▸ Figure data in JSON
========================

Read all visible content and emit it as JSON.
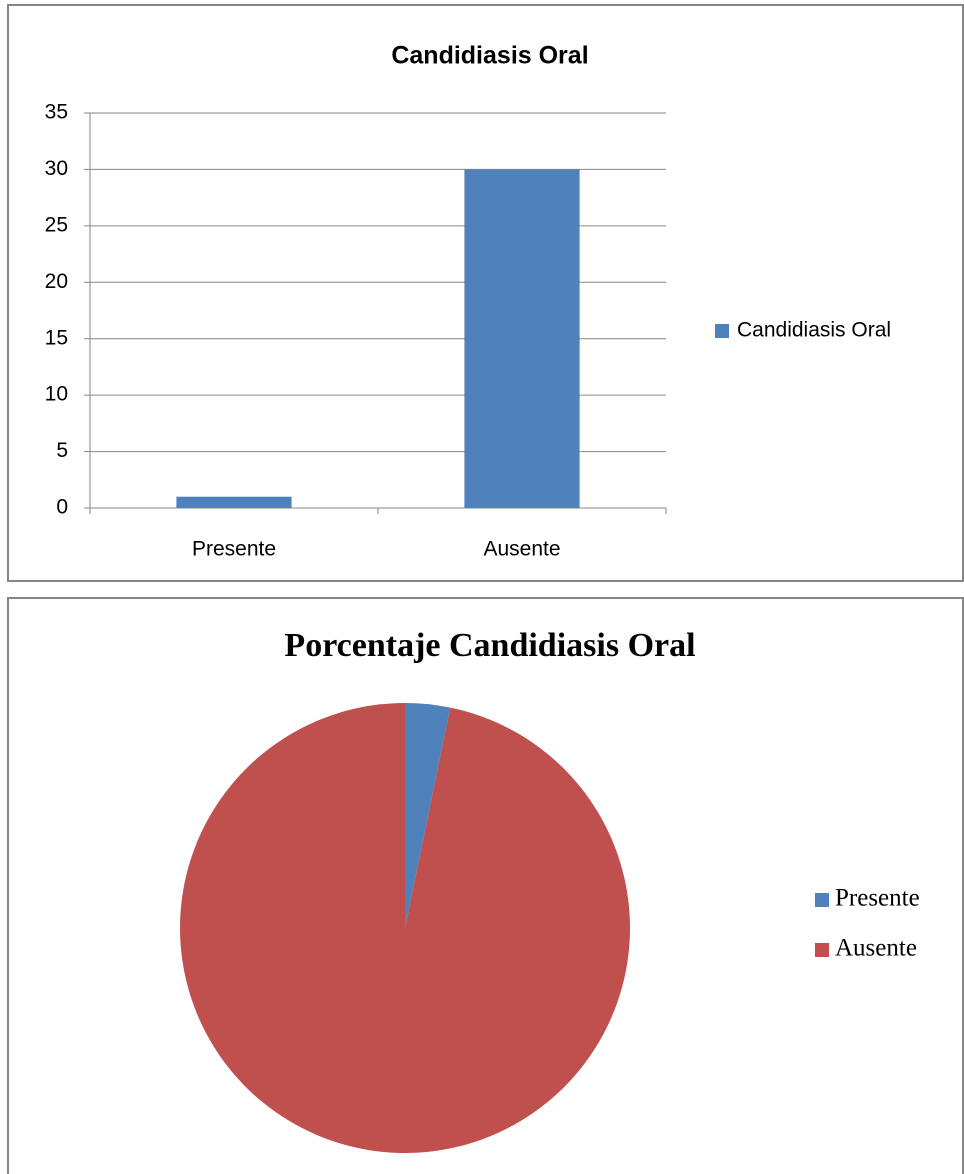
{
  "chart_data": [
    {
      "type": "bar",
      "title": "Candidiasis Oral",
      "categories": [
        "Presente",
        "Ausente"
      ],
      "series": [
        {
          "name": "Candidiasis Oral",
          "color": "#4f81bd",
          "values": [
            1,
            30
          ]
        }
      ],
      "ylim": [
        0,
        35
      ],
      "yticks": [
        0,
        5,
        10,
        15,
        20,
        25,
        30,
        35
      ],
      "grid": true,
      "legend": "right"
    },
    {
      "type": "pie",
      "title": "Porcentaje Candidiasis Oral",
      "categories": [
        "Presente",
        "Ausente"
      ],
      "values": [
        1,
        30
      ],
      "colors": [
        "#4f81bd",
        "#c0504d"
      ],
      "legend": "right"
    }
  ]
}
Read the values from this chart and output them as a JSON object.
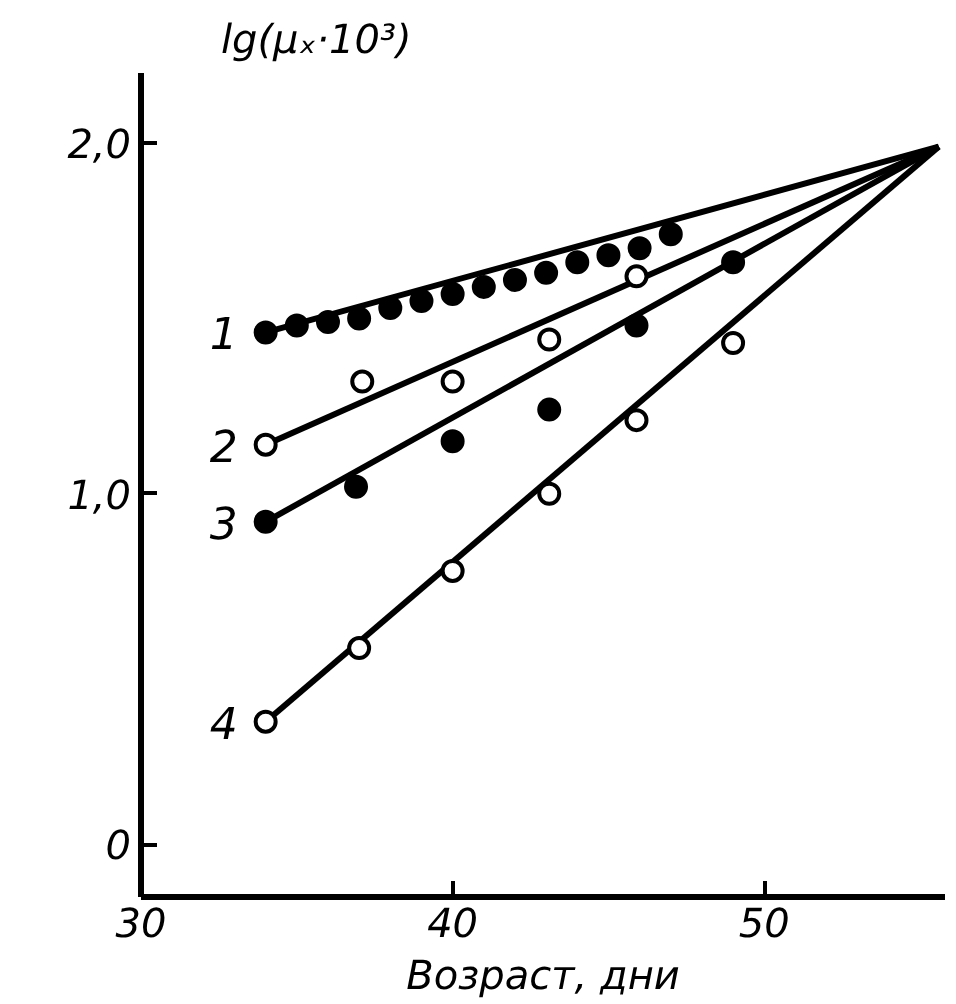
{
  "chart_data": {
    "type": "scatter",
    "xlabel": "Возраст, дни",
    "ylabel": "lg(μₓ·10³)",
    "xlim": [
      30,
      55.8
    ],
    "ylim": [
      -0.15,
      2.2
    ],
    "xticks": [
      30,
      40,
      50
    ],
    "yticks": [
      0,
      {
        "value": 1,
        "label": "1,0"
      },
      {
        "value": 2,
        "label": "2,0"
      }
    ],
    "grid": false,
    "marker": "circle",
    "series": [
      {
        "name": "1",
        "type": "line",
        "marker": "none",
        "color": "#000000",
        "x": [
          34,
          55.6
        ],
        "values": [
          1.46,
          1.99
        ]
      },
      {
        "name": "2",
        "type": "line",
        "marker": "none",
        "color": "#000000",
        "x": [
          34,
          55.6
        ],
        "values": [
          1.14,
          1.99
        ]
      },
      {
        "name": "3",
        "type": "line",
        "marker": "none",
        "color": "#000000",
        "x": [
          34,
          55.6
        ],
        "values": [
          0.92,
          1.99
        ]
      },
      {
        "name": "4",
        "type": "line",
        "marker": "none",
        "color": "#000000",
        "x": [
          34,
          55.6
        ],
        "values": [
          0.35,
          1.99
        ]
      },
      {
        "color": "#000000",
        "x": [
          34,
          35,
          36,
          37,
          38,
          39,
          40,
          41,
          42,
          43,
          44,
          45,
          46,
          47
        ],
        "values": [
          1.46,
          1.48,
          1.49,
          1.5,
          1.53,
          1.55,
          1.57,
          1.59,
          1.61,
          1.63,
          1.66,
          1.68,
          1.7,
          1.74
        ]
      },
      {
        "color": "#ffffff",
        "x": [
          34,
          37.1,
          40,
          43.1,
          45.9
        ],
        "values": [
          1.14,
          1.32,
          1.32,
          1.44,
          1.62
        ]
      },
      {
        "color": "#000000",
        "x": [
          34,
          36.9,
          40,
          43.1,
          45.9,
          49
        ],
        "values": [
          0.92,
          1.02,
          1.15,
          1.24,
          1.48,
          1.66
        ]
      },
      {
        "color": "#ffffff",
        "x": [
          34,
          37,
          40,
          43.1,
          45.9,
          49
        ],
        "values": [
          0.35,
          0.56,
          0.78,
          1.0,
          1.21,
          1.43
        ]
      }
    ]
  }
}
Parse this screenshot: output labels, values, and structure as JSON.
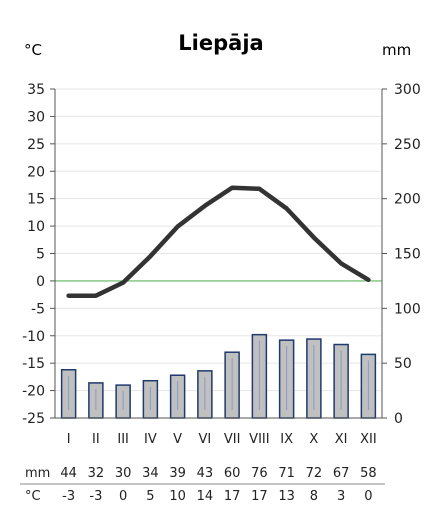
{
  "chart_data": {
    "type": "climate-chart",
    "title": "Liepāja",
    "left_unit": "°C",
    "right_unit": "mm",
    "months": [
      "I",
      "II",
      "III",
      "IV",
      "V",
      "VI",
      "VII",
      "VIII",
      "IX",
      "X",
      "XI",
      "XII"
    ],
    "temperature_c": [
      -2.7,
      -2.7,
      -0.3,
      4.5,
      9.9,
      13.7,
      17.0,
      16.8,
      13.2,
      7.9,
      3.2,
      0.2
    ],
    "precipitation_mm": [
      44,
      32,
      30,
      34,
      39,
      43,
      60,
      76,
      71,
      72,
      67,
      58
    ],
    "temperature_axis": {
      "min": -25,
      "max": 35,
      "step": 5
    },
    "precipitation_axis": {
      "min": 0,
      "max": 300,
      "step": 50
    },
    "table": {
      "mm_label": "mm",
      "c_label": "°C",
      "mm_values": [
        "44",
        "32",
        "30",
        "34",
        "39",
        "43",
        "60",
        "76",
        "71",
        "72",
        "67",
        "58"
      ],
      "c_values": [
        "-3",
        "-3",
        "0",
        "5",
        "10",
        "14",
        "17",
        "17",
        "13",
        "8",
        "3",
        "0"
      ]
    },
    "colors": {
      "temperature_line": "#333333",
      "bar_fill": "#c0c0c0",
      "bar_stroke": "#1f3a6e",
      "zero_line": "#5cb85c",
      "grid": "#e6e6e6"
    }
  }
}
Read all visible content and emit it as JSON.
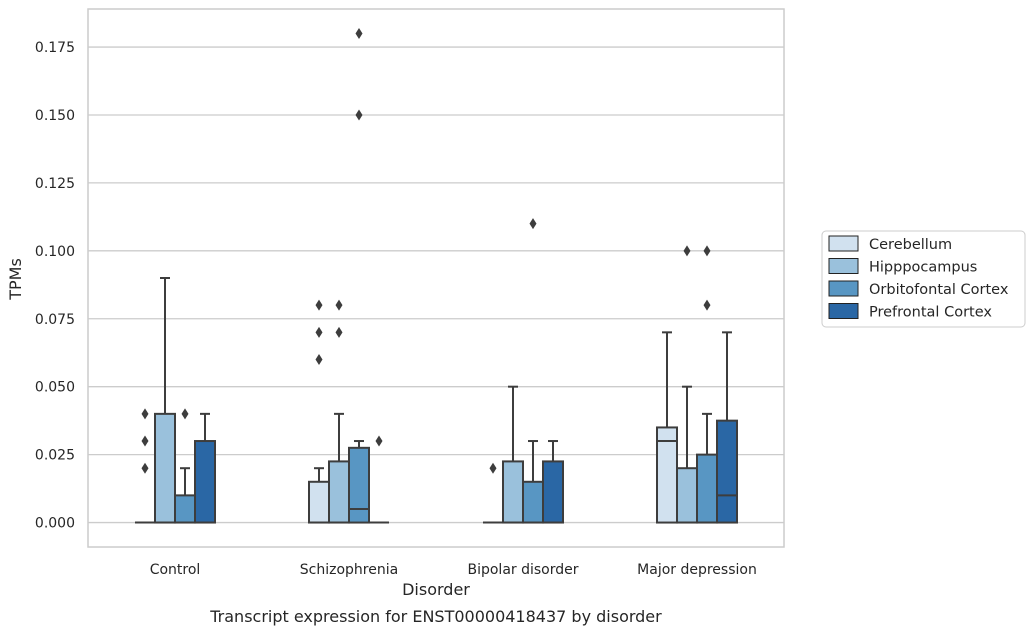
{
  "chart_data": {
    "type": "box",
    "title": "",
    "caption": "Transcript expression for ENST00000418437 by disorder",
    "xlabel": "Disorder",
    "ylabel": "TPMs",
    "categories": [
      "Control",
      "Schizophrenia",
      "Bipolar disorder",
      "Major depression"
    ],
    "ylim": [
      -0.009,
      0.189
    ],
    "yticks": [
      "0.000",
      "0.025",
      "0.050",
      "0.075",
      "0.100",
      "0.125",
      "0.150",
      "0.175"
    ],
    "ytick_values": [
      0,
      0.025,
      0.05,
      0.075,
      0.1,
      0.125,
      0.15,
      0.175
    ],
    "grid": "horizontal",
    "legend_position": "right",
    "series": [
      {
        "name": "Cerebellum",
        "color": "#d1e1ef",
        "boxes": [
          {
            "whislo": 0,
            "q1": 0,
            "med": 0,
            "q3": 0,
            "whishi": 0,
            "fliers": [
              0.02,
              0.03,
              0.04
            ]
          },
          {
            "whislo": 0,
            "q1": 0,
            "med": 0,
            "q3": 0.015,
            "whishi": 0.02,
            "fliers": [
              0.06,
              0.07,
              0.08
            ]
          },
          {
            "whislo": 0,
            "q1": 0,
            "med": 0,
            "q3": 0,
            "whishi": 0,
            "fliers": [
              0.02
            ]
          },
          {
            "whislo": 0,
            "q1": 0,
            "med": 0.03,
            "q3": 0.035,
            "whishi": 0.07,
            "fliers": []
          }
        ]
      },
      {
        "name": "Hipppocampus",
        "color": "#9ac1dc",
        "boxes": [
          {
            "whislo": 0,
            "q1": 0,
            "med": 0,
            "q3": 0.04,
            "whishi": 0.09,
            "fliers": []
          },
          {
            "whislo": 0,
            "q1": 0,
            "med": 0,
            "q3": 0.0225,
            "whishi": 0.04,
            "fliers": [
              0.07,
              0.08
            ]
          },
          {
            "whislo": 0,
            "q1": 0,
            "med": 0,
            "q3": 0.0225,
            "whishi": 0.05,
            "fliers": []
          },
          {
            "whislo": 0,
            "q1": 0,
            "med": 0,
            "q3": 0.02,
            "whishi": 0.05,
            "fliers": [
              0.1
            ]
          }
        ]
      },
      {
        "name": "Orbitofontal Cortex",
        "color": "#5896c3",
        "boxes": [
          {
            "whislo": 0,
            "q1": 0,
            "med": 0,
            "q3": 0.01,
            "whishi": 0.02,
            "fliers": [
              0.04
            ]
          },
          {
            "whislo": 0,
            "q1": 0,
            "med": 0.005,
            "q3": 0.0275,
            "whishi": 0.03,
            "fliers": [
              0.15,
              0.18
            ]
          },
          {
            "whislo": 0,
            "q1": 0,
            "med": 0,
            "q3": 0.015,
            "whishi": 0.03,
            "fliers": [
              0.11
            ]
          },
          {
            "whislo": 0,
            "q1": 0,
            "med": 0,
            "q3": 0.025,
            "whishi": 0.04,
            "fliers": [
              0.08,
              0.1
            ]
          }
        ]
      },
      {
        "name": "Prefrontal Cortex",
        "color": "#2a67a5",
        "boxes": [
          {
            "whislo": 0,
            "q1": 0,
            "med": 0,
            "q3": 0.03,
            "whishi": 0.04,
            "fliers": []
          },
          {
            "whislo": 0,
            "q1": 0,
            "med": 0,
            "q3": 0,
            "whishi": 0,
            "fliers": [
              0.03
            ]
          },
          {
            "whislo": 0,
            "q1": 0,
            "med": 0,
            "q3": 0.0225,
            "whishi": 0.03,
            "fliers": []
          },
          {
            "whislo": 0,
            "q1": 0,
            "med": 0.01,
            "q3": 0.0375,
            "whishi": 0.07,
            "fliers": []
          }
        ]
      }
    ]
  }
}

========================

▸ EXERCISE GOAL
From the data, list each line in which the string "Cortex" appears.

▸ SOLUTION FOR THIS TASK
        "name": "Orbitofontal Cortex",
        "name": "Prefrontal Cortex",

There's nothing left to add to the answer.